**WHAT YOU HAVE TO DO**
Identify the lines that contain the word "деятельности", then copy them.

**INFORMATION GIVEN**
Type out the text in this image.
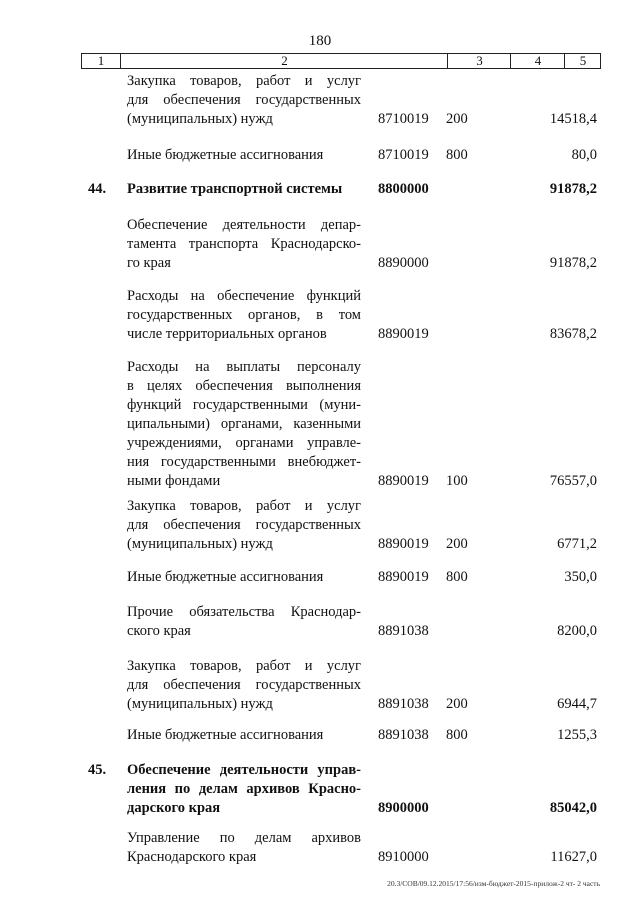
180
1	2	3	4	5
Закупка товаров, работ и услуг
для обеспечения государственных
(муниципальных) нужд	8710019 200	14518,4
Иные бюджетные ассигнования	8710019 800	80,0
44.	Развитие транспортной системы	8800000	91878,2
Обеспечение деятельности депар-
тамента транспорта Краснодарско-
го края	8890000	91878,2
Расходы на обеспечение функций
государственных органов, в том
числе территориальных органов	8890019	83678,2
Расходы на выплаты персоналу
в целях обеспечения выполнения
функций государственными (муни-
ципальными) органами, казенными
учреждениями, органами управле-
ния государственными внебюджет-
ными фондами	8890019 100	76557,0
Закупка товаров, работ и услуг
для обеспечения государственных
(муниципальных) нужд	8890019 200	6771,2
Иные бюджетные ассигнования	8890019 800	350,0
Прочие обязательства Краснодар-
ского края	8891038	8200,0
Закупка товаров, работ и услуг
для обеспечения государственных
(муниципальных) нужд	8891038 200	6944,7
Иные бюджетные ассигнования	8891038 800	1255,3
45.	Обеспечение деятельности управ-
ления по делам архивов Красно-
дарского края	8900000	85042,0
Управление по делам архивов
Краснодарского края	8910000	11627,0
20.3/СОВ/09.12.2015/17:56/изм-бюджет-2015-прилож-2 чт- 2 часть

* * *

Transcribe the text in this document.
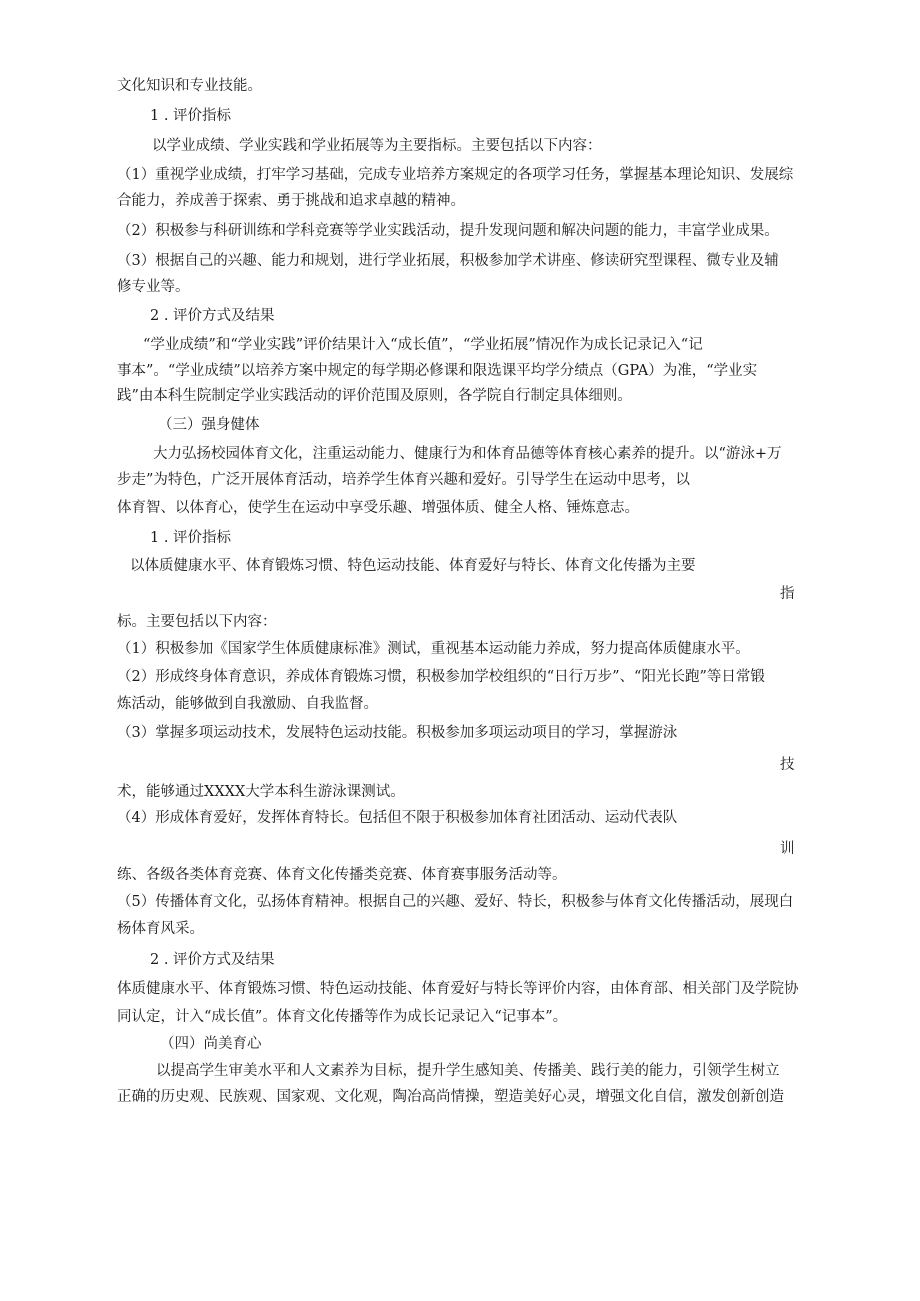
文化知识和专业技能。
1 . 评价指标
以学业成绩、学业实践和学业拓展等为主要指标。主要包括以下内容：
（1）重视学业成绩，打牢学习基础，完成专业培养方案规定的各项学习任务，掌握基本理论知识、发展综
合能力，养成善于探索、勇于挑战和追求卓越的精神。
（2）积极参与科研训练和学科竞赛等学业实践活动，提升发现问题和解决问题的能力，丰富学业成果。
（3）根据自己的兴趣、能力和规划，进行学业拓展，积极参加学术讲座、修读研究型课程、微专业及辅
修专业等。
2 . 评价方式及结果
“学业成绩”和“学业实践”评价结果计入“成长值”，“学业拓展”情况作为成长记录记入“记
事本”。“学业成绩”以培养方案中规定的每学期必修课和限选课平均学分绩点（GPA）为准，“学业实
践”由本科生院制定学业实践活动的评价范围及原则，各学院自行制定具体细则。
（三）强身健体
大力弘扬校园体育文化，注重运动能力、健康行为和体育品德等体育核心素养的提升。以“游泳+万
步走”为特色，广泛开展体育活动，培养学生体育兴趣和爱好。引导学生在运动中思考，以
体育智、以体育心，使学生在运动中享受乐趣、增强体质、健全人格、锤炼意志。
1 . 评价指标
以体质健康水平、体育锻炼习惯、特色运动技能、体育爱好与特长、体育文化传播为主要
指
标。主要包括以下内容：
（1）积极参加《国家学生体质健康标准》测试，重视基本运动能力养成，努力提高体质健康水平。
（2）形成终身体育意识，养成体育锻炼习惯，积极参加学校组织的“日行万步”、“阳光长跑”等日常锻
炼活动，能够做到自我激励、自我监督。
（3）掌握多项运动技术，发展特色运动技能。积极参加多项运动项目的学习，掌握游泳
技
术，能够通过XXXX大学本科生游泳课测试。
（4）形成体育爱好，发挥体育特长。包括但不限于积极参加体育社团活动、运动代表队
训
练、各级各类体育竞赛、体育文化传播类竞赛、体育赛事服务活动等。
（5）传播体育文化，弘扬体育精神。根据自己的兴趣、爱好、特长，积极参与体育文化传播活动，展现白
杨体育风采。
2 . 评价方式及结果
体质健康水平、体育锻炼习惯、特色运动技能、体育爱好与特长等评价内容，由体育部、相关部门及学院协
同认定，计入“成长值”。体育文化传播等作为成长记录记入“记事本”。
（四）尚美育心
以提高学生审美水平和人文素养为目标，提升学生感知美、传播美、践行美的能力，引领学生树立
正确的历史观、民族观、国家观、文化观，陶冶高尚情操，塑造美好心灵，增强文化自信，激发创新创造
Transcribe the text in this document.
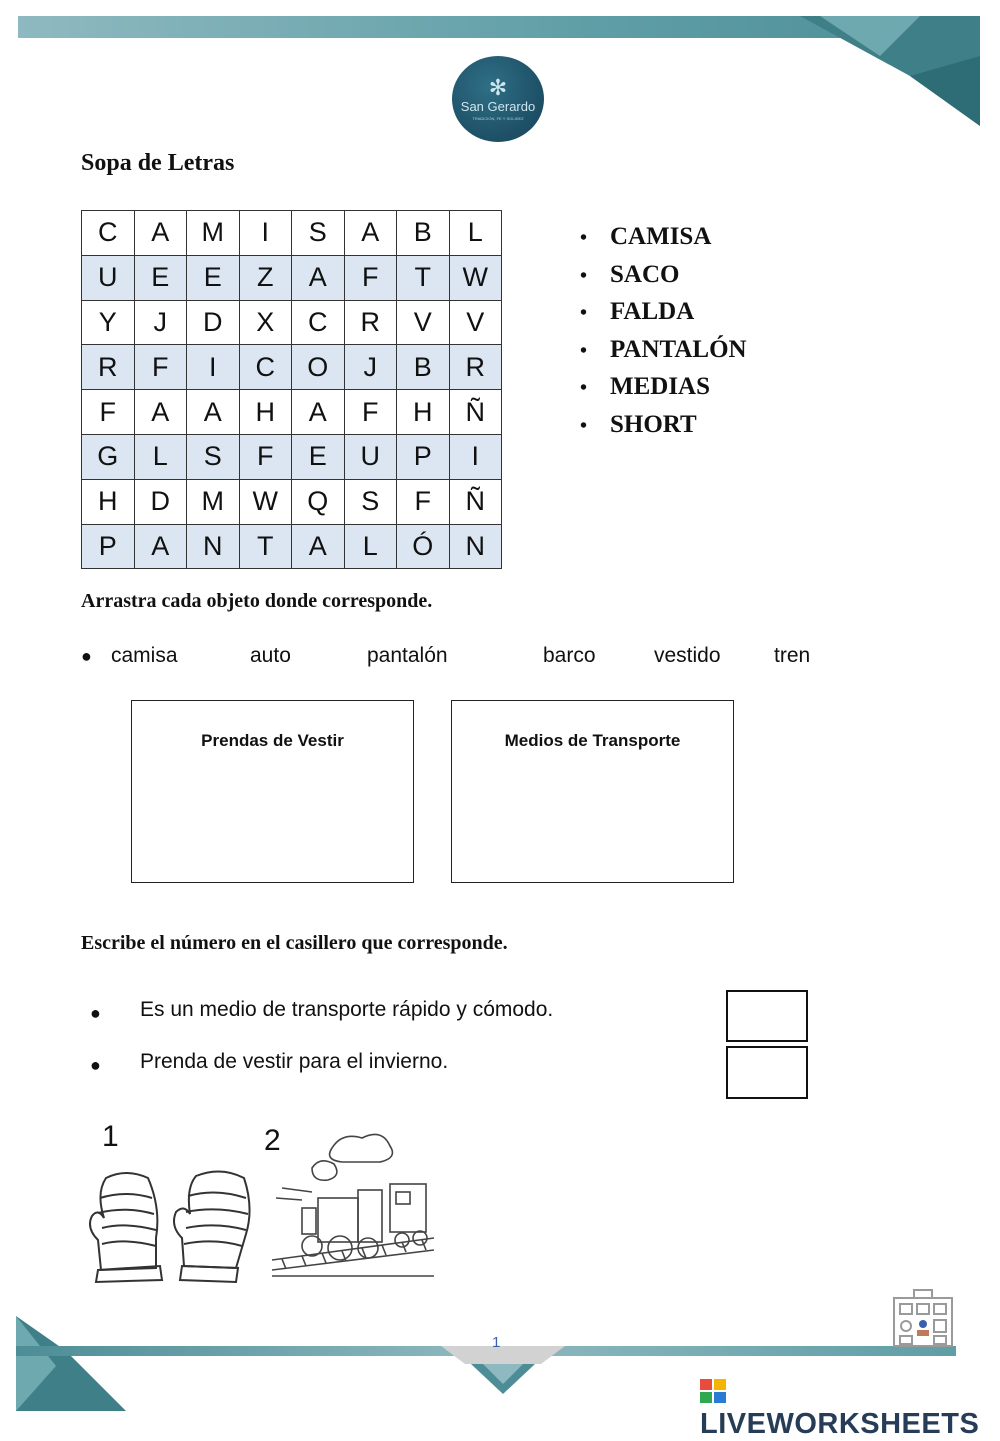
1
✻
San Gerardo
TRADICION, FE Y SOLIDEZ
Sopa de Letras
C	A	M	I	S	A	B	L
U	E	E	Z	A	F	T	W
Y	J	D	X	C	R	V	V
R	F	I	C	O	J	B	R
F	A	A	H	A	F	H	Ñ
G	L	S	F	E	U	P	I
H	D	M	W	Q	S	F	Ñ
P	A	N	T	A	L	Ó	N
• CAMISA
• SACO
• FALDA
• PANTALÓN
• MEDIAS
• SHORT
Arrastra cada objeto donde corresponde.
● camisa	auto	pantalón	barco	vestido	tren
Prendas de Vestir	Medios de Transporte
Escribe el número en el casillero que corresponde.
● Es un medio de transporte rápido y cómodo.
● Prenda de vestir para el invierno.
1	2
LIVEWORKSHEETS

**TASK ANSWER**
Обеспечение деятельности депар-
45.	Обеспечение деятельности управ-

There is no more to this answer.